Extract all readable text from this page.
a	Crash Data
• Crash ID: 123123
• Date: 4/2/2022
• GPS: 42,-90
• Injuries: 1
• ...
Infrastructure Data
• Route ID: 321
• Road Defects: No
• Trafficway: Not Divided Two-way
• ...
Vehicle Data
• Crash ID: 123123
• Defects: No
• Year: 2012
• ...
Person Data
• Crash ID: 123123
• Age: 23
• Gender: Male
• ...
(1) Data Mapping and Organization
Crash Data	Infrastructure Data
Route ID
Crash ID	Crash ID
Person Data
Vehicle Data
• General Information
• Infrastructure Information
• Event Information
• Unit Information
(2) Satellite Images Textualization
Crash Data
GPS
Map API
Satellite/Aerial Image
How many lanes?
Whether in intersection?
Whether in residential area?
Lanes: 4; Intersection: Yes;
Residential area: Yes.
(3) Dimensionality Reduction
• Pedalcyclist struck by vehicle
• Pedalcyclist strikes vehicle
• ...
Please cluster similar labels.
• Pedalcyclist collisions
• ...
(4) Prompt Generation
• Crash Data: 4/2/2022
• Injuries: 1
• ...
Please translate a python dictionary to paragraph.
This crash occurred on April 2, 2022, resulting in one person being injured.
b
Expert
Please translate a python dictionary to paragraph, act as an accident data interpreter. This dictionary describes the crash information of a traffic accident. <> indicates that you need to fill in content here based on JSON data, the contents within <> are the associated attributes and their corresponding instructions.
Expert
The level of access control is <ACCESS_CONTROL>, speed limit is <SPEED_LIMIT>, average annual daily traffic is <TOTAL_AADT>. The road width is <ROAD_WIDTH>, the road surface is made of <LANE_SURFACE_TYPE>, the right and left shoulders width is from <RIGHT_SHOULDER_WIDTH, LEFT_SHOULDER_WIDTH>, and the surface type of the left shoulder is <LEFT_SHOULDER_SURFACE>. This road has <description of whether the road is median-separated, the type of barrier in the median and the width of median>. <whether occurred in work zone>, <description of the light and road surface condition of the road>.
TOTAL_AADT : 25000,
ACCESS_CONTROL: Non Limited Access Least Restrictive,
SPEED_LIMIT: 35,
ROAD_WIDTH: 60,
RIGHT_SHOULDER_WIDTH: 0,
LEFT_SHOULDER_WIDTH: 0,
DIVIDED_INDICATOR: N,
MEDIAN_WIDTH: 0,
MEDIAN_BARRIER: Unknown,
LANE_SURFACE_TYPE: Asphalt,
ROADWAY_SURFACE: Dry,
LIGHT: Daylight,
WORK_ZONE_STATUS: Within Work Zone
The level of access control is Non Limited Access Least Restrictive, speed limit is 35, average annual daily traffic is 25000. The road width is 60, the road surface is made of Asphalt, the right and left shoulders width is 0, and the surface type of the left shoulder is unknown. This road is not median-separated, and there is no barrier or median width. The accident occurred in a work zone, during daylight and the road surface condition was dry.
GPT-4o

============

• _DIRECTION_: Return the listing above word for word.

• _WRITTEN REPLY_:
Extract all readable text from this page.
a	Crash Data
• Crash ID: 123123
• Date: 4/2/2022
• GPS: 42,-90
• Injuries: 1
• ...
Infrastructure Data
• Route ID: 321
• Road Defects: No
• Trafficway: Not Divided Two-way
• ...
Vehicle Data
• Crash ID: 123123
• Defects: No
• Year: 2012
• ...
Person Data
• Crash ID: 123123
• Age: 23
• Gender: Male
• ...
(1) Data Mapping and Organization
Crash Data	Infrastructure Data
Route ID
Crash ID	Crash ID
Person Data
Vehicle Data
• General Information
• Infrastructure Information
• Event Information
• Unit Information
(2) Satellite Images Textualization
Crash Data
GPS
Map API
Satellite/Aerial Image
How many lanes?
Whether in intersection?
Whether in residential area?
Lanes: 4; Intersection: Yes;
Residential area: Yes.
(3) Dimensionality Reduction
• Pedalcyclist struck by vehicle
• Pedalcyclist strikes vehicle
• ...
Please cluster similar labels.
• Pedalcyclist collisions
• ...
(4) Prompt Generation
• Crash Data: 4/2/2022
• Injuries: 1
• ...
Please translate a python dictionary to paragraph.
This crash occurred on April 2, 2022, resulting in one person being injured.
b
Expert
Please translate a python dictionary to paragraph, act as an accident data interpreter. This dictionary describes the crash information of a traffic accident. <> indicates that you need to fill in content here based on JSON data, the contents within <> are the associated attributes and their corresponding instructions.
Expert
The level of access control is <ACCESS_CONTROL>, speed limit is <SPEED_LIMIT>, average annual daily traffic is <TOTAL_AADT>. The road width is <ROAD_WIDTH>, the road surface is made of <LANE_SURFACE_TYPE>, the right and left shoulders width is from <RIGHT_SHOULDER_WIDTH, LEFT_SHOULDER_WIDTH>, and the surface type of the left shoulder is <LEFT_SHOULDER_SURFACE>. This road has <description of whether the road is median-separated, the type of barrier in the median and the width of median>. <whether occurred in work zone>, <description of the light and road surface condition of the road>.
TOTAL_AADT : 25000,
ACCESS_CONTROL: Non Limited Access Least Restrictive,
SPEED_LIMIT: 35,
ROAD_WIDTH: 60,
RIGHT_SHOULDER_WIDTH: 0,
LEFT_SHOULDER_WIDTH: 0,
DIVIDED_INDICATOR: N,
MEDIAN_WIDTH: 0,
MEDIAN_BARRIER: Unknown,
LANE_SURFACE_TYPE: Asphalt,
ROADWAY_SURFACE: Dry,
LIGHT: Daylight,
WORK_ZONE_STATUS: Within Work Zone
The level of access control is Non Limited Access Least Restrictive, speed limit is 35, average annual daily traffic is 25000. The road width is 60, the road surface is made of Asphalt, the right and left shoulders width is 0, and the surface type of the left shoulder is unknown. This road is not median-separated, and there is no barrier or median width. The accident occurred in a work zone, during daylight and the road surface condition was dry.
GPT-4o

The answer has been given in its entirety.